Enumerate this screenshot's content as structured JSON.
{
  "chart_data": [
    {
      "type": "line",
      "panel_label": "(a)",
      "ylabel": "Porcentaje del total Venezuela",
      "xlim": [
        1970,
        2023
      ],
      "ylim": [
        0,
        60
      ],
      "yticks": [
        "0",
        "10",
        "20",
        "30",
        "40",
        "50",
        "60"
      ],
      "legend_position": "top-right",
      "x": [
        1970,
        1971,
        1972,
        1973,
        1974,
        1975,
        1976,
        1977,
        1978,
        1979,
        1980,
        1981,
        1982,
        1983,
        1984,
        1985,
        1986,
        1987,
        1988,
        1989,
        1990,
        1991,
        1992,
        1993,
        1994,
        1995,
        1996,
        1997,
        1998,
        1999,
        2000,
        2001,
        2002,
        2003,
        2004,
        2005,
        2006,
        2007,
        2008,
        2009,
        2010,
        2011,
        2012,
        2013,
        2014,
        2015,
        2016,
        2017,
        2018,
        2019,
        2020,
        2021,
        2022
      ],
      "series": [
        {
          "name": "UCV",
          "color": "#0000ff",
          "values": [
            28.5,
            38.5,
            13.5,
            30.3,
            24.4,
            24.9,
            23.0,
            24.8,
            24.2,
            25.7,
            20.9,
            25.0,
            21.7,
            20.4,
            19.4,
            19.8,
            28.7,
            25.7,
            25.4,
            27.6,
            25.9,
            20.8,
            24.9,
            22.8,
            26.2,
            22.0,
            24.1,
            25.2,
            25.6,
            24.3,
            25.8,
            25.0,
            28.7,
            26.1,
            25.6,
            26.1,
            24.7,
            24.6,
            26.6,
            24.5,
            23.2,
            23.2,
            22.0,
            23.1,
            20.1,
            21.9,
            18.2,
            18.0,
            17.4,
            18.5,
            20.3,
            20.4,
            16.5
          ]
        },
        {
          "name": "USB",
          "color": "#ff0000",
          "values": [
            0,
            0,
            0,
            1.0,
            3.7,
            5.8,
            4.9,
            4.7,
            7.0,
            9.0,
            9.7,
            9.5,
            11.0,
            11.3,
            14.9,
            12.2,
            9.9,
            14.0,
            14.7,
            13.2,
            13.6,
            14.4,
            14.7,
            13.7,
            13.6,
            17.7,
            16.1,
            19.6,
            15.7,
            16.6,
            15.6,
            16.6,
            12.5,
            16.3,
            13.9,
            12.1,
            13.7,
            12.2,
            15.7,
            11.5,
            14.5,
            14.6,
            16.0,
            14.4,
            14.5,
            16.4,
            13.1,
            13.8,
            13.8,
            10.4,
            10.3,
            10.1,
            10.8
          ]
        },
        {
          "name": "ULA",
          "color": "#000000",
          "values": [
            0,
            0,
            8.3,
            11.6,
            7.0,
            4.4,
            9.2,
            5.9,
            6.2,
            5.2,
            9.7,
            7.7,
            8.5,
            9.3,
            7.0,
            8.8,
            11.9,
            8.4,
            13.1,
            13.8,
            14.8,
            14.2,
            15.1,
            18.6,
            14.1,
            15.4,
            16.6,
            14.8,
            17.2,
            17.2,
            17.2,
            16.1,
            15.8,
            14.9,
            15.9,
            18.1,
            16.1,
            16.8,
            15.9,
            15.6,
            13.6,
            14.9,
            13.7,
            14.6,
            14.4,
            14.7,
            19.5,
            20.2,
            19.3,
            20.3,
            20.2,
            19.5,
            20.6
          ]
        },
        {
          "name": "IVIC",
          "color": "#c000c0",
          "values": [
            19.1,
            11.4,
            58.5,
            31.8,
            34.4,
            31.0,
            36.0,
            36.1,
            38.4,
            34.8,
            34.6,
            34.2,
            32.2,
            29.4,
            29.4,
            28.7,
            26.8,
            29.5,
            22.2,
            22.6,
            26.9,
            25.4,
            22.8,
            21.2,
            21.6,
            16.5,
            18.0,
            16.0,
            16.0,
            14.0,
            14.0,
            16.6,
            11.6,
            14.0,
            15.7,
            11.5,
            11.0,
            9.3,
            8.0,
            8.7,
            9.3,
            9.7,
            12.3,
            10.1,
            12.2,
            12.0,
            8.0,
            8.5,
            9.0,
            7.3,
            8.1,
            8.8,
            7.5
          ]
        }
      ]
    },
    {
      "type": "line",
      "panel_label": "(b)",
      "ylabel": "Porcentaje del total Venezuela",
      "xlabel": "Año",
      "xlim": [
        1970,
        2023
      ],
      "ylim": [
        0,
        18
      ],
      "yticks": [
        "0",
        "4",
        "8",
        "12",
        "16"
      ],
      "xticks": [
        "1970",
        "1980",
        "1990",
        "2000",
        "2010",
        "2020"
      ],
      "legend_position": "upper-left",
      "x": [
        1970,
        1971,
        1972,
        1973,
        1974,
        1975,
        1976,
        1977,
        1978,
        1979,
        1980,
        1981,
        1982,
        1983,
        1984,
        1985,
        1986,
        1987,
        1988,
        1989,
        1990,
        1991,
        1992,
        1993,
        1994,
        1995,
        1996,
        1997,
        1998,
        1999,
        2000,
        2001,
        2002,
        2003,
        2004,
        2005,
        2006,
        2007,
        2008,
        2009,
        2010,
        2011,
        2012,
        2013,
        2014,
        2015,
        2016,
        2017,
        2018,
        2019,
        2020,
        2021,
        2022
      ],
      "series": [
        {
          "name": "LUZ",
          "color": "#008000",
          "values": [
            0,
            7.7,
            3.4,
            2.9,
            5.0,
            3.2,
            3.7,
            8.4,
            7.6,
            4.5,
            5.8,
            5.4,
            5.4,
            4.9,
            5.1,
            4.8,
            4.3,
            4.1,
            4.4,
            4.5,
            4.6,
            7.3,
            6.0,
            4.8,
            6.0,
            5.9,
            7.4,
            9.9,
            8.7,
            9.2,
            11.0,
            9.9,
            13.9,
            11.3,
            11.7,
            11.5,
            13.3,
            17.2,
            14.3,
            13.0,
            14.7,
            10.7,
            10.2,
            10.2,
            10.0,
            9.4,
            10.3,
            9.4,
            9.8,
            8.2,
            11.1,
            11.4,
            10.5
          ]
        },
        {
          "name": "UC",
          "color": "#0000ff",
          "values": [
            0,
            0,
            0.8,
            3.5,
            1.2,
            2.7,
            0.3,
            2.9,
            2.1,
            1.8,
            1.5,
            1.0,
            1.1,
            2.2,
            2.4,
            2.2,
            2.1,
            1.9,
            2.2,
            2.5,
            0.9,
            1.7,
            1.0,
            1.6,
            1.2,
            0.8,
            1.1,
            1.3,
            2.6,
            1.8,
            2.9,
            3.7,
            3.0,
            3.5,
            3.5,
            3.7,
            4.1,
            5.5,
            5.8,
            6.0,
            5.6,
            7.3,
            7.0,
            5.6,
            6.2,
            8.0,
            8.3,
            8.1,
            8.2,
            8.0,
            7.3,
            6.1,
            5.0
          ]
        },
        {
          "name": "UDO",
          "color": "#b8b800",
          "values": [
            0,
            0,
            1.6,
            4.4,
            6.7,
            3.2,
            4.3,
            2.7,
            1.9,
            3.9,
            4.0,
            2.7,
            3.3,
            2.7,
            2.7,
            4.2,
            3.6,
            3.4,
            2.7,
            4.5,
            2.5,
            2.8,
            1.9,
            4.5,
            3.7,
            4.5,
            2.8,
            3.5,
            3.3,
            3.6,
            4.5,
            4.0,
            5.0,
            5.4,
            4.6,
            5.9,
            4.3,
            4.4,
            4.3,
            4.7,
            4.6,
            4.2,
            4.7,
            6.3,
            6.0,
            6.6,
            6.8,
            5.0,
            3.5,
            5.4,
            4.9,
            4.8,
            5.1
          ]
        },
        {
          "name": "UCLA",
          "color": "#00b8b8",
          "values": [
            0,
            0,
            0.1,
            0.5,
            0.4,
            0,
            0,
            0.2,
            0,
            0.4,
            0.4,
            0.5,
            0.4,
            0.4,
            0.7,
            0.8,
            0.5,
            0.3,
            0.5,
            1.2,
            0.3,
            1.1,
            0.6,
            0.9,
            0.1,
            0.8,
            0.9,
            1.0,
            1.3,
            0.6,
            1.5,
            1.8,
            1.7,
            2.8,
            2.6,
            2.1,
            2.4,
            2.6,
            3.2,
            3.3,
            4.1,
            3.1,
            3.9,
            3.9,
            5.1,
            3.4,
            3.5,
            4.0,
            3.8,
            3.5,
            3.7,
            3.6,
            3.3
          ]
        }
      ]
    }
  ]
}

◆ ◆ ◆ ◆

In the records above, find each line with the word "color" and copy it.

## [The answer]
          "color": "#0000ff",
          "color": "#ff0000",
          "color": "#000000",
          "color": "#c000c0",
          "color": "#008000",
          "color": "#0000ff",
          "color": "#b8b800",
          "color": "#00b8b8",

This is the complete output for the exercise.